Selected extract:

I have a bunch of data as follows and I only want the 2019 entries.
+----------+
| Date |
+----------+
| 20190329 |
| 20180331 |
| 20190331 |
| 20180331 |
| 20190401 |
+----------+
Date type is datetime64[ns]
. I tried df = df[df['Date'].str.contains('2019')]
before I'd checked the type and it gives AttributeError: Can only use .str accessor with string values, which use np.object_ dtype in pandas
.
Is there an alternative?
Looks like you have a column of integers. In this instance, my recommended solution would be a conversion to datetime, following which you'd access the year attribute:
pd.to_datetime(df['Date'].astype(str)).dt.year == 2019 # you compare ints
0 True
1 False
2 True
3 False
4 True
Name: Date, dtype: bool
df[pd.to_datetime(df['Date'].astype(str)).dt.year == 2019]
Date
0 20190329
2 20190331
4 20190401
Another alternative (slightly faster, but I don't like this because of the potential for abuse) would be to slice the strings and compare:
df['Date'].astype(str).str[:4] == '2019' # you compare strings
0 True
1 False
2 True
3 False
4 True
Name: Date, dtype: bool

Excerpted data:
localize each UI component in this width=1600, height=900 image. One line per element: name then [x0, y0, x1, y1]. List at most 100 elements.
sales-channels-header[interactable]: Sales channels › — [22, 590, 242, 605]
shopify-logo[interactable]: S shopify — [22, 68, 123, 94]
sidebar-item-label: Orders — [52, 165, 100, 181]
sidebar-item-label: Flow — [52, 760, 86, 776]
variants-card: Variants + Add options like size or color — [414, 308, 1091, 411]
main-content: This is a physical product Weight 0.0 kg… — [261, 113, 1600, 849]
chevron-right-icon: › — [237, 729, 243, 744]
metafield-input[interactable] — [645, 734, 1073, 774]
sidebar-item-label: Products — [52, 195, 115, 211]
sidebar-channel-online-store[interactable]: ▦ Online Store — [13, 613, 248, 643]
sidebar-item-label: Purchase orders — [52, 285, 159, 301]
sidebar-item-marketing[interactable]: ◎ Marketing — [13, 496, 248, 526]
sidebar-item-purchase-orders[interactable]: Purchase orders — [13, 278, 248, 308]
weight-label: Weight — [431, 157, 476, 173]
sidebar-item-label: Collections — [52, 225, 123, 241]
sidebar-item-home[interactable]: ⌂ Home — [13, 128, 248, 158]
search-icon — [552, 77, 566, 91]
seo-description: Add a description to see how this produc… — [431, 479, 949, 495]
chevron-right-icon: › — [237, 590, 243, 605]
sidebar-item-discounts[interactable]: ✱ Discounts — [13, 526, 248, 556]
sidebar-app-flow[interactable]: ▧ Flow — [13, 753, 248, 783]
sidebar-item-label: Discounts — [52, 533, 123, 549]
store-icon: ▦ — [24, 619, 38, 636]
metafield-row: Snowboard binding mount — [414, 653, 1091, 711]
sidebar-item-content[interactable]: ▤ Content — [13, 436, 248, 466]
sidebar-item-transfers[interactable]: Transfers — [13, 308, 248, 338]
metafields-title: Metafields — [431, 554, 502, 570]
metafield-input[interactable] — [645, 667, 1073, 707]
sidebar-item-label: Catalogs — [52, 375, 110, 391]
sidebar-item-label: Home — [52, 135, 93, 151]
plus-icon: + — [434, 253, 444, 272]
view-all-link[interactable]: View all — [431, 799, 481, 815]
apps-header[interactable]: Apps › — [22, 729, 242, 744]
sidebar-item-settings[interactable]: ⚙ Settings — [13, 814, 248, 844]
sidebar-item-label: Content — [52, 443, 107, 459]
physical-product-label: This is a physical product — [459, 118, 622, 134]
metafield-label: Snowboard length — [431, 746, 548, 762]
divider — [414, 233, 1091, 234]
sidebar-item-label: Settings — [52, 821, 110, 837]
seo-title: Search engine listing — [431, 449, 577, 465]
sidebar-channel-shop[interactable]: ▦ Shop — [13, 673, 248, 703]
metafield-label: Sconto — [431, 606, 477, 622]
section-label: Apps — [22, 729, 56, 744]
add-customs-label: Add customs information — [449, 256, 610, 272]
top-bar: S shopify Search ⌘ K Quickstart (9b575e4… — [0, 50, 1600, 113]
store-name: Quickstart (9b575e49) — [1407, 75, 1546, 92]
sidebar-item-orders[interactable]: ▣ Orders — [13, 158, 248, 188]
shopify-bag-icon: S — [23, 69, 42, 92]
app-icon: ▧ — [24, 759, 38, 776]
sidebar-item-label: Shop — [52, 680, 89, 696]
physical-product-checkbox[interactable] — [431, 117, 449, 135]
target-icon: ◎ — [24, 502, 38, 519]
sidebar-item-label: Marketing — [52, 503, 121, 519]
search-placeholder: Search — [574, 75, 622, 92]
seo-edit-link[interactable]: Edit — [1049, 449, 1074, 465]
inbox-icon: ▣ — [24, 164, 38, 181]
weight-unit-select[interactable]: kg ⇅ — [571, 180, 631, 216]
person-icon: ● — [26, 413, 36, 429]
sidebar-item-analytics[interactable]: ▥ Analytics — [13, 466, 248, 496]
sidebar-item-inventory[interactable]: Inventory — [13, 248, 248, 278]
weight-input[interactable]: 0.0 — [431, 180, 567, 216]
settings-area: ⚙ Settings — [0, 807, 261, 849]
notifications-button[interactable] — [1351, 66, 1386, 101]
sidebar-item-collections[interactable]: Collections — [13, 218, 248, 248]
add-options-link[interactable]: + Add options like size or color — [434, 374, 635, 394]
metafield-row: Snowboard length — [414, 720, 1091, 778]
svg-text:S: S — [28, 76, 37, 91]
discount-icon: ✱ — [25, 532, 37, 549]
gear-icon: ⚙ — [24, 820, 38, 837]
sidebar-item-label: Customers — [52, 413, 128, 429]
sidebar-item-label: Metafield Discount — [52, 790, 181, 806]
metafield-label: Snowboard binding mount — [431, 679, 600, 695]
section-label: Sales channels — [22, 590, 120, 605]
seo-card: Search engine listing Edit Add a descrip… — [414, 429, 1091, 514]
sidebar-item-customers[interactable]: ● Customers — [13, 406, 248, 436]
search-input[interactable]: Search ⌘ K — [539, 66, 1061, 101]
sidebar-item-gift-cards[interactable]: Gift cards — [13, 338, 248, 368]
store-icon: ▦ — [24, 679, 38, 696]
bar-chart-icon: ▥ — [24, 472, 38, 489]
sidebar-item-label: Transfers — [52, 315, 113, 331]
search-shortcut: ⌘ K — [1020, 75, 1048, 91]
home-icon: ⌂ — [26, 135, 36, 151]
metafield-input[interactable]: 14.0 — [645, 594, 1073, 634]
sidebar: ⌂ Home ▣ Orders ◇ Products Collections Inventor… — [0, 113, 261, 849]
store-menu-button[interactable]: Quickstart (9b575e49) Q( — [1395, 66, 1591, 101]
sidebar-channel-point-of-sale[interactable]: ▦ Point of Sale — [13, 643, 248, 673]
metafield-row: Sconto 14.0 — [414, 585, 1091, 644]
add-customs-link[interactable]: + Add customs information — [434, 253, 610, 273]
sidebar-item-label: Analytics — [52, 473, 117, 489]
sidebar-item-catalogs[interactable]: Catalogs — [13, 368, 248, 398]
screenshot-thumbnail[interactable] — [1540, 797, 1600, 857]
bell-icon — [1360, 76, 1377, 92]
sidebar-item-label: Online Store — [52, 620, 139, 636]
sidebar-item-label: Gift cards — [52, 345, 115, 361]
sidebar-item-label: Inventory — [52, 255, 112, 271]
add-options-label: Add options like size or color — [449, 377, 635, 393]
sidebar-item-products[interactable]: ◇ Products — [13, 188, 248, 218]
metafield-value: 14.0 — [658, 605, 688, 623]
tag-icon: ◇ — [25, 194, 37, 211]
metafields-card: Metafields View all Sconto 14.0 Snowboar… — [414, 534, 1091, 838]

Work request:
In the thread on filtering 2019 dates:
1. What error did the str.contains attempt raise?
2. Which attribute does the recommended solution access after converting to datetime?
3. What reason does the responder give for not liking the string-slicing alternative?
Use only the thread on filtering 2019 dates, not the material.

Solution for this exercise:
1. AttributeError: Can only use .str accessor with string values, which use np.object_ dtype in pandas
2. The year attribute.
3. The potential for abuse.